Objective:
Copy out the listing that follows, exact in every word, and skip the images.

Data listing:
-------------------------
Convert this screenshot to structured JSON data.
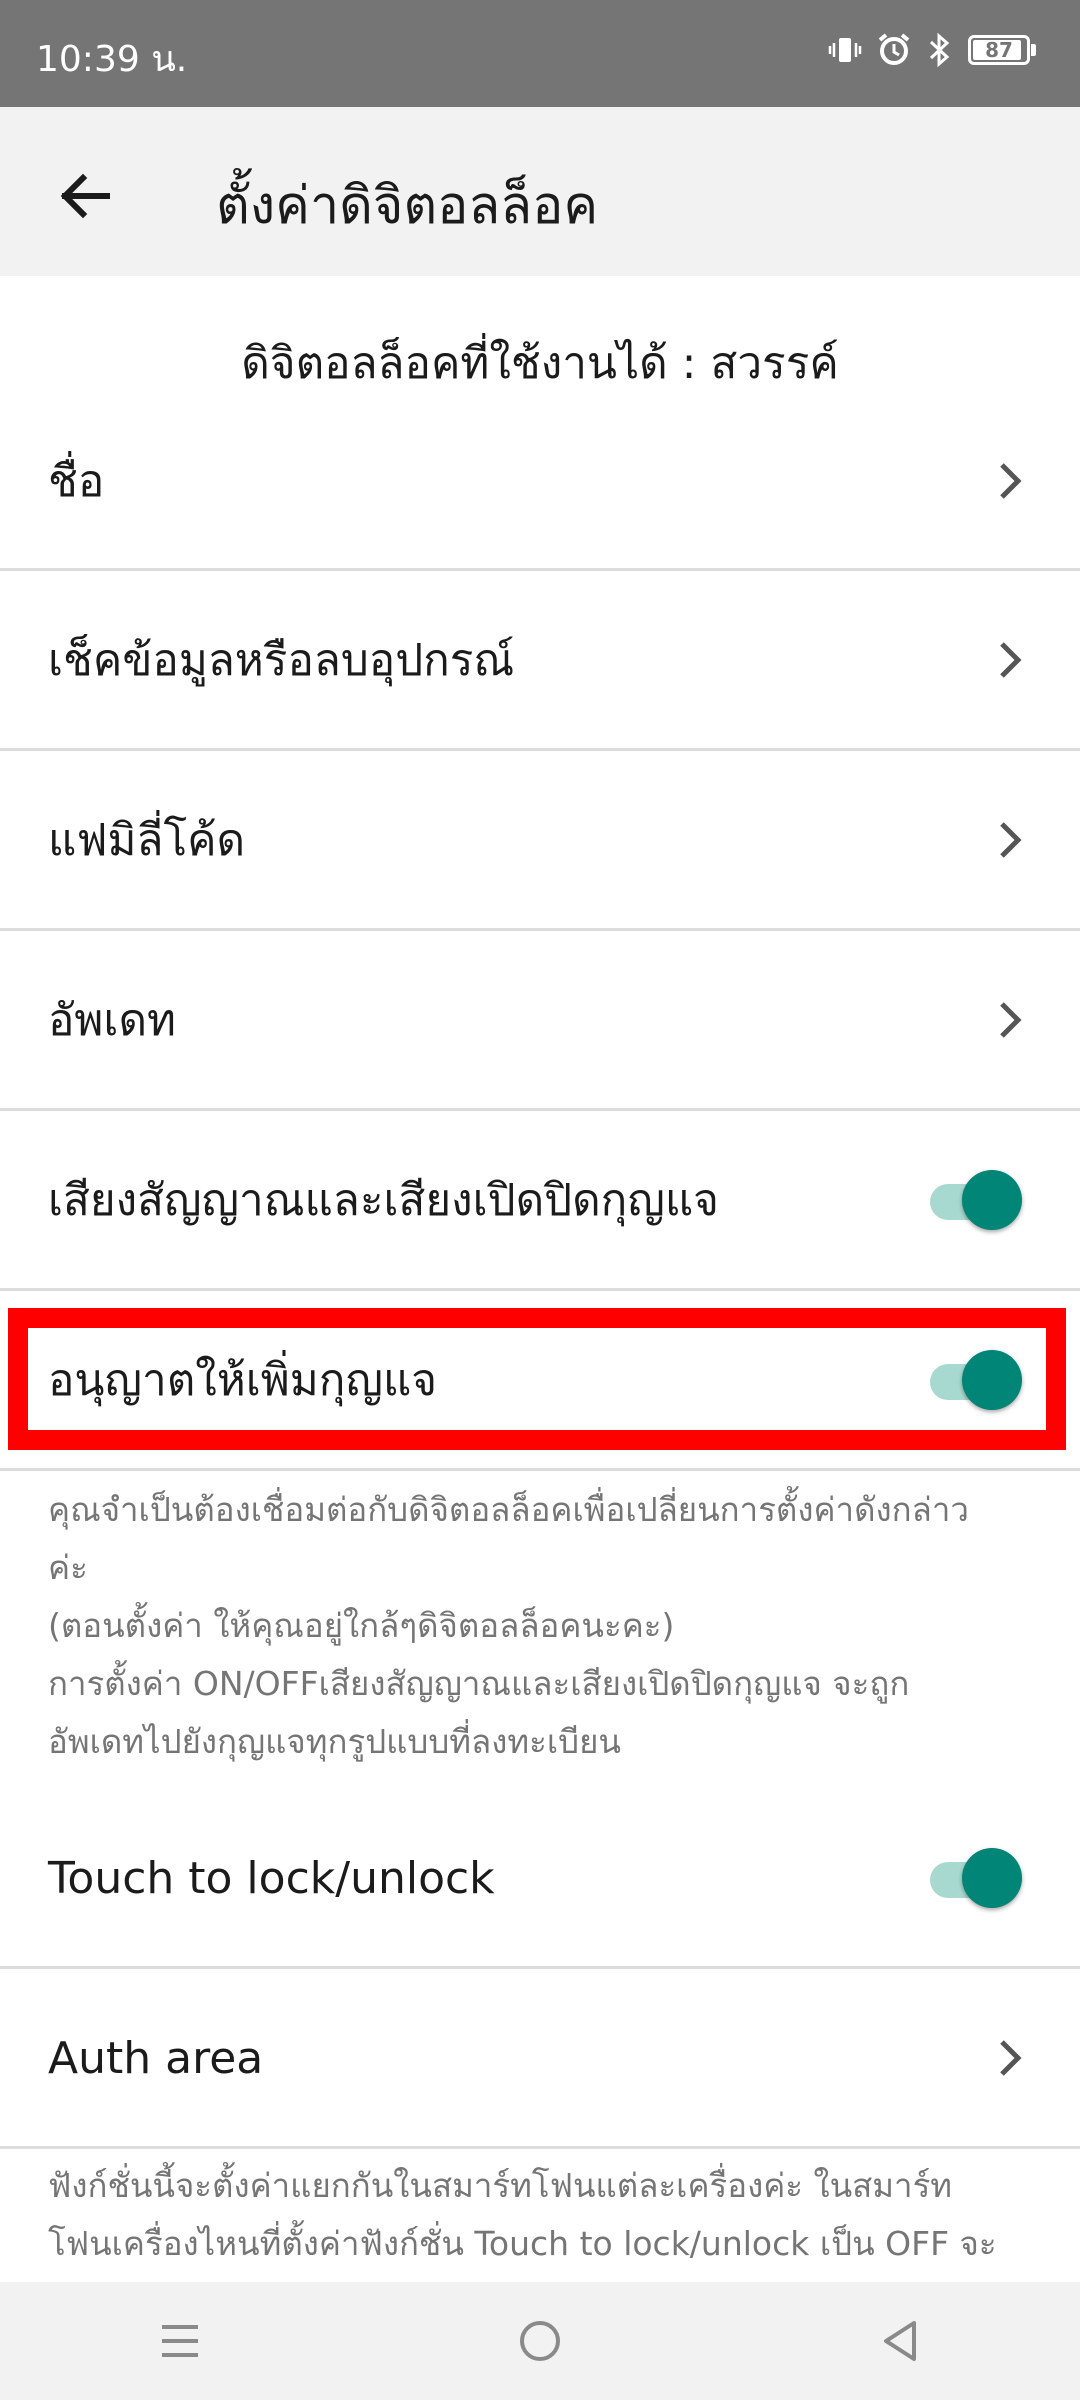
{
  "status_bar": {
    "time": "10:39 น.",
    "battery": "87",
    "icons": [
      "vibrate-icon",
      "alarm-icon",
      "bluetooth-icon",
      "battery-icon"
    ]
  },
  "app_bar": {
    "title": "ตั้งค่าดิจิตอลล็อค",
    "back_icon": "arrow-left-icon"
  },
  "section_caption": "ดิจิตอลล็อคที่ใช้งานได้ : สวรรค์",
  "rows": [
    {
      "label": "ชื่อ",
      "control": "chevron"
    },
    {
      "label": "เช็คข้อมูลหรือลบอุปกรณ์",
      "control": "chevron"
    },
    {
      "label": "แฟมิลี่โค้ด",
      "control": "chevron"
    },
    {
      "label": "อัพเดท",
      "control": "chevron"
    },
    {
      "label": "เสียงสัญญาณและเสียงเปิดปิดกุญแจ",
      "control": "toggle",
      "on": true
    },
    {
      "label": "อนุญาตให้เพิ่มกุญแจ",
      "control": "toggle",
      "on": true
    }
  ],
  "note1": [
    "คุณจำเป็นต้องเชื่อมต่อกับดิจิตอลล็อคเพื่อเปลี่ยนการตั้งค่าดังกล่าว",
    "ค่ะ",
    "(ตอนตั้งค่า ให้คุณอยู่ใกล้ๆดิจิตอลล็อคนะคะ)",
    "การตั้งค่า ON/OFFเสียงสัญญาณและเสียงเปิดปิดกุญแจ จะถูก",
    "อัพเดทไปยังกุญแจทุกรูปแบบที่ลงทะเบียน"
  ],
  "rows2": [
    {
      "label": "Touch to lock/unlock",
      "control": "toggle",
      "on": true
    },
    {
      "label": "Auth area",
      "control": "chevron"
    }
  ],
  "note2": [
    "ฟังก์ชั่นนี้จะตั้งค่าแยกกันในสมาร์ทโฟนแต่ละเครื่องค่ะ ในสมาร์ท",
    "โฟนเครื่องไหนที่ตั้งค่าฟังก์ชั่น Touch to lock/unlock เป็น OFF จะ"
  ],
  "nav_bar": {
    "icons": [
      "menu-icon",
      "home-icon",
      "back-triangle-icon"
    ]
  },
  "colors": {
    "status_bar": "#757575",
    "app_bar": "#f2f2f2",
    "toggle_on": "#008577",
    "toggle_track": "#a8d9d0",
    "highlight": "#ff0000"
  }
}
-------------------------
Output:
Convert this screenshot to structured JSON data.
{
  "status_bar": {
    "time": "10:39 น.",
    "battery": "87",
    "icons": [
      "vibrate-icon",
      "alarm-icon",
      "bluetooth-icon",
      "battery-icon"
    ]
  },
  "app_bar": {
    "title": "ตั้งค่าดิจิตอลล็อค",
    "back_icon": "arrow-left-icon"
  },
  "section_caption": "ดิจิตอลล็อคที่ใช้งานได้ : สวรรค์",
  "rows": [
    {
      "label": "ชื่อ",
      "control": "chevron"
    },
    {
      "label": "เช็คข้อมูลหรือลบอุปกรณ์",
      "control": "chevron"
    },
    {
      "label": "แฟมิลี่โค้ด",
      "control": "chevron"
    },
    {
      "label": "อัพเดท",
      "control": "chevron"
    },
    {
      "label": "เสียงสัญญาณและเสียงเปิดปิดกุญแจ",
      "control": "toggle",
      "on": true
    },
    {
      "label": "อนุญาตให้เพิ่มกุญแจ",
      "control": "toggle",
      "on": true
    }
  ],
  "note1": [
    "คุณจำเป็นต้องเชื่อมต่อกับดิจิตอลล็อคเพื่อเปลี่ยนการตั้งค่าดังกล่าว",
    "ค่ะ",
    "(ตอนตั้งค่า ให้คุณอยู่ใกล้ๆดิจิตอลล็อคนะคะ)",
    "การตั้งค่า ON/OFFเสียงสัญญาณและเสียงเปิดปิดกุญแจ จะถูก",
    "อัพเดทไปยังกุญแจทุกรูปแบบที่ลงทะเบียน"
  ],
  "rows2": [
    {
      "label": "Touch to lock/unlock",
      "control": "toggle",
      "on": true
    },
    {
      "label": "Auth area",
      "control": "chevron"
    }
  ],
  "note2": [
    "ฟังก์ชั่นนี้จะตั้งค่าแยกกันในสมาร์ทโฟนแต่ละเครื่องค่ะ ในสมาร์ท",
    "โฟนเครื่องไหนที่ตั้งค่าฟังก์ชั่น Touch to lock/unlock เป็น OFF จะ"
  ],
  "nav_bar": {
    "icons": [
      "menu-icon",
      "home-icon",
      "back-triangle-icon"
    ]
  },
  "colors": {
    "status_bar": "#757575",
    "app_bar": "#f2f2f2",
    "toggle_on": "#008577",
    "toggle_track": "#a8d9d0",
    "highlight": "#ff0000"
  }
}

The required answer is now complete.